►

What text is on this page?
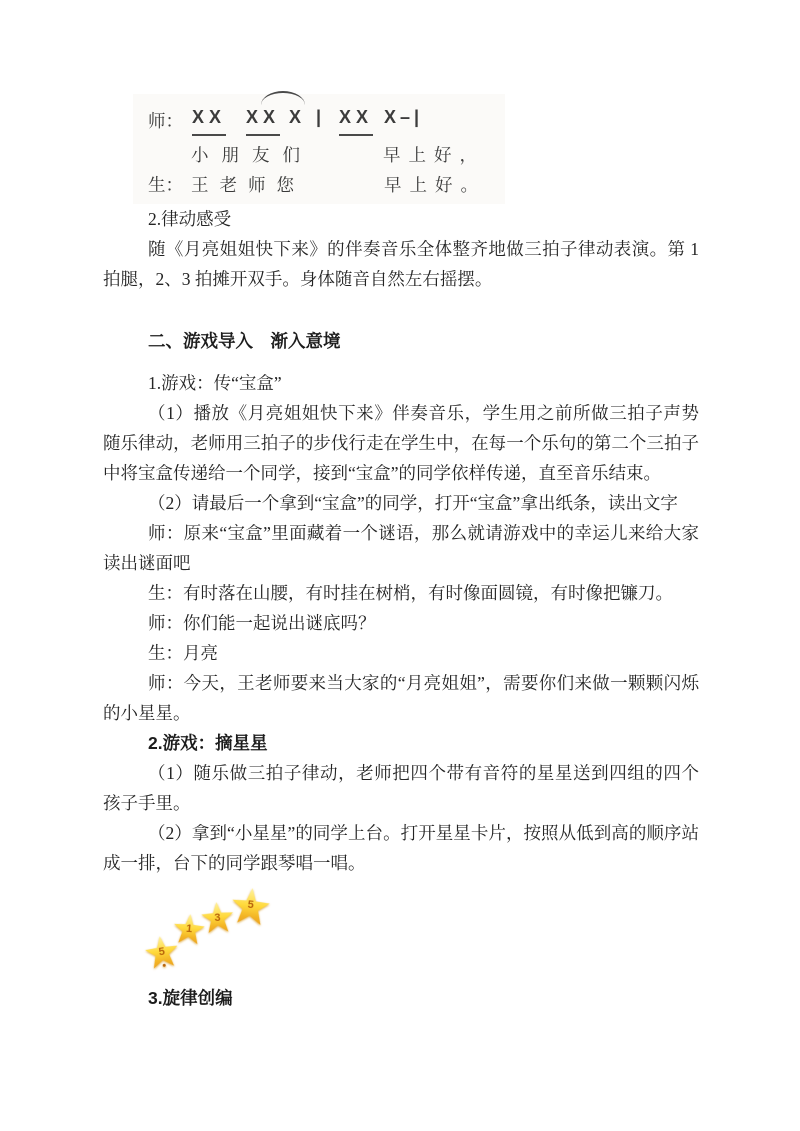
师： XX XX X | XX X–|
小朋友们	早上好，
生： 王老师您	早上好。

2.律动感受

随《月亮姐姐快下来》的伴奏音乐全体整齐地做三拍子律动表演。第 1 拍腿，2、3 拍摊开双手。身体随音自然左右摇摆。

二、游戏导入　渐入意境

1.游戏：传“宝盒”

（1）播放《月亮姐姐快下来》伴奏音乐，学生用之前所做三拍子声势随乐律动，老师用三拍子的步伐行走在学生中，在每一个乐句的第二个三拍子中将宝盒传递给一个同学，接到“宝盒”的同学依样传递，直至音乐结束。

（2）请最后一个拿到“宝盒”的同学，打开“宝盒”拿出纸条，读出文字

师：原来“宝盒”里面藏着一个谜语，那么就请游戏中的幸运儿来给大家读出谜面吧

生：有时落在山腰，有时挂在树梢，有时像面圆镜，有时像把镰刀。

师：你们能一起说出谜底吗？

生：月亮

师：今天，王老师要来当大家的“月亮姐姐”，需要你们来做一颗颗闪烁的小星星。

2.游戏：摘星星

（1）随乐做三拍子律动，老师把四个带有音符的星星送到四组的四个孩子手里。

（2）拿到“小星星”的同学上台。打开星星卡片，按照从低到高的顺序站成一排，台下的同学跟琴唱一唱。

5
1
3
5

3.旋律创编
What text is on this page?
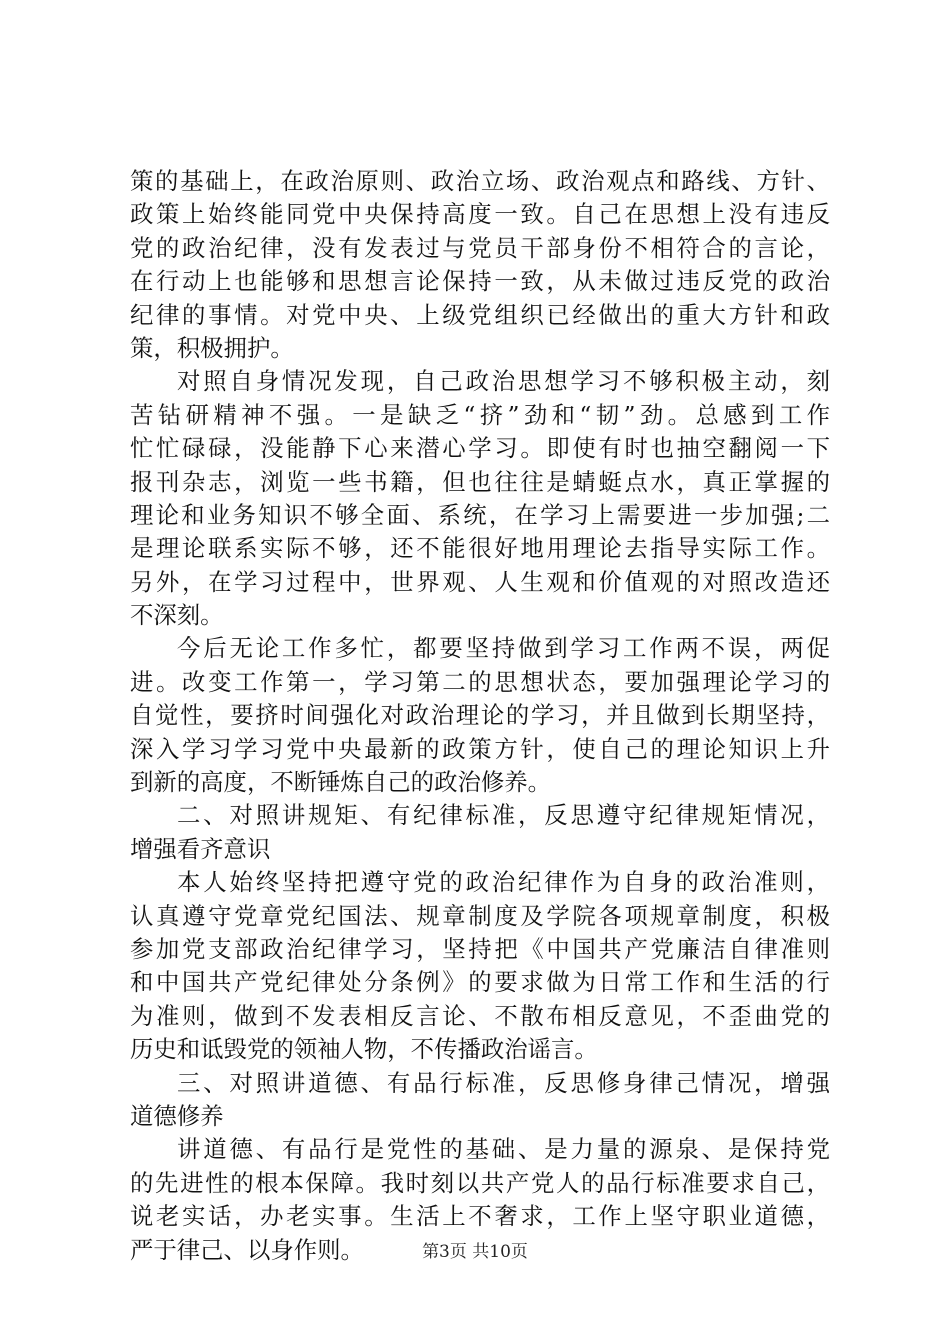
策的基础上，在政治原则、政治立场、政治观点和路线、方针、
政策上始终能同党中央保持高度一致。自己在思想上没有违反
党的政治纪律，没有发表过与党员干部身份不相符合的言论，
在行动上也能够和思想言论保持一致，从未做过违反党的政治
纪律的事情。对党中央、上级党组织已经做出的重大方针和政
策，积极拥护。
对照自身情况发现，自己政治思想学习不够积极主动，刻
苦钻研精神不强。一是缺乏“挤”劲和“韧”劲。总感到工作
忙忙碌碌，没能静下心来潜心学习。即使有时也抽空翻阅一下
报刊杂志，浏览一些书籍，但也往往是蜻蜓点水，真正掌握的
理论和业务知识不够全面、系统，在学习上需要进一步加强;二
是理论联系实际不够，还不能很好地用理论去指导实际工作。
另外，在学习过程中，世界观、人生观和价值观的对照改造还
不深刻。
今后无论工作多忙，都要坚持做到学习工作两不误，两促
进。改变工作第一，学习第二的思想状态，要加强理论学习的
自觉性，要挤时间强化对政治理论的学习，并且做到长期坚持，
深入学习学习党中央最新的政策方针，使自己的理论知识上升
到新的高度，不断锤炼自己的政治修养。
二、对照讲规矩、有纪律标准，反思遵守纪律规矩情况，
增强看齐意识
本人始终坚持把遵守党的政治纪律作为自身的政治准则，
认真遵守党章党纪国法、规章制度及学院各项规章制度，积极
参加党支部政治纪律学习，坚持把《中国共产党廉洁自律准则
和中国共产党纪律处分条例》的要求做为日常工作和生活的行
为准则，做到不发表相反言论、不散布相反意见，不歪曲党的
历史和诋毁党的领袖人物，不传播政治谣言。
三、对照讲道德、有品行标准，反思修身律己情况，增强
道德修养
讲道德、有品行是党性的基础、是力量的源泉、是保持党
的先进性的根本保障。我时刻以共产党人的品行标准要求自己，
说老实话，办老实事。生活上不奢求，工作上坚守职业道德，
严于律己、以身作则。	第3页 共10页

◄
►

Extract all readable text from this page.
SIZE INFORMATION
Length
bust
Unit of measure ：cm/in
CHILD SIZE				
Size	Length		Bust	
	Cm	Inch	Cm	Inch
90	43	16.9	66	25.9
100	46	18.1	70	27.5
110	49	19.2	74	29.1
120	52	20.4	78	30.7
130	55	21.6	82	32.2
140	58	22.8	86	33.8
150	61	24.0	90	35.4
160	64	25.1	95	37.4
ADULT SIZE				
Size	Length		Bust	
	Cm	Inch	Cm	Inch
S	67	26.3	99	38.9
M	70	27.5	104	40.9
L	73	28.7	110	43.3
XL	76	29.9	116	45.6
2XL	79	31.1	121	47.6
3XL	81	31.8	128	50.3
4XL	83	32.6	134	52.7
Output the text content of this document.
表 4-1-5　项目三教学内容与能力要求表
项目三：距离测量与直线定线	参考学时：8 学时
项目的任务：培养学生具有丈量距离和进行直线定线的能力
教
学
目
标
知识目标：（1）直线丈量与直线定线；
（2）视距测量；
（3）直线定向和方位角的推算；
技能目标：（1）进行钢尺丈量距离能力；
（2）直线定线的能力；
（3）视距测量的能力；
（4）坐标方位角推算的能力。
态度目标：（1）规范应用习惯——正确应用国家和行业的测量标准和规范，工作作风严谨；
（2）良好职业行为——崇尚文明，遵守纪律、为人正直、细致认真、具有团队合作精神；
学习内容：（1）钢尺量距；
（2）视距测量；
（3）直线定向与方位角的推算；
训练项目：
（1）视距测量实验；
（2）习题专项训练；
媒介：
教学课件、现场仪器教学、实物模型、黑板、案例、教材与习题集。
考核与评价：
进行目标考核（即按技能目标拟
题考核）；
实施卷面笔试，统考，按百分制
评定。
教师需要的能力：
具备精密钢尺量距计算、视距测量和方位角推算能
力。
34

◄
►

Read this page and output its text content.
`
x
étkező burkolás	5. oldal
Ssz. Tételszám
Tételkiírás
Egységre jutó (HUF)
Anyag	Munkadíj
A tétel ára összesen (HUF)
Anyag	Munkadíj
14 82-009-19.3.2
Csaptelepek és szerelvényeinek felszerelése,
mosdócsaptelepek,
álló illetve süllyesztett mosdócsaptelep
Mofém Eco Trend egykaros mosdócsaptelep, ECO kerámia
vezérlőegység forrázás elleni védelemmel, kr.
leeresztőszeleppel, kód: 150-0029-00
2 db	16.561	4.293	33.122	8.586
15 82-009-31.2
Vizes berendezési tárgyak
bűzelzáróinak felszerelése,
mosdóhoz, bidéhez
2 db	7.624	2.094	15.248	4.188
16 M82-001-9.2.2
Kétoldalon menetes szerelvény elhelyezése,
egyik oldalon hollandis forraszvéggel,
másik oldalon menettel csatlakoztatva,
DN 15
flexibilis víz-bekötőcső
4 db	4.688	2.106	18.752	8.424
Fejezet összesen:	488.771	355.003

◄

## GIVEN PROBLEM
Report every line in the data above in which the word "összesen" appears.

## RESULT OF THIS TASK
A tétel ára összesen (HUF)
Fejezet összesen:	488.771	355.003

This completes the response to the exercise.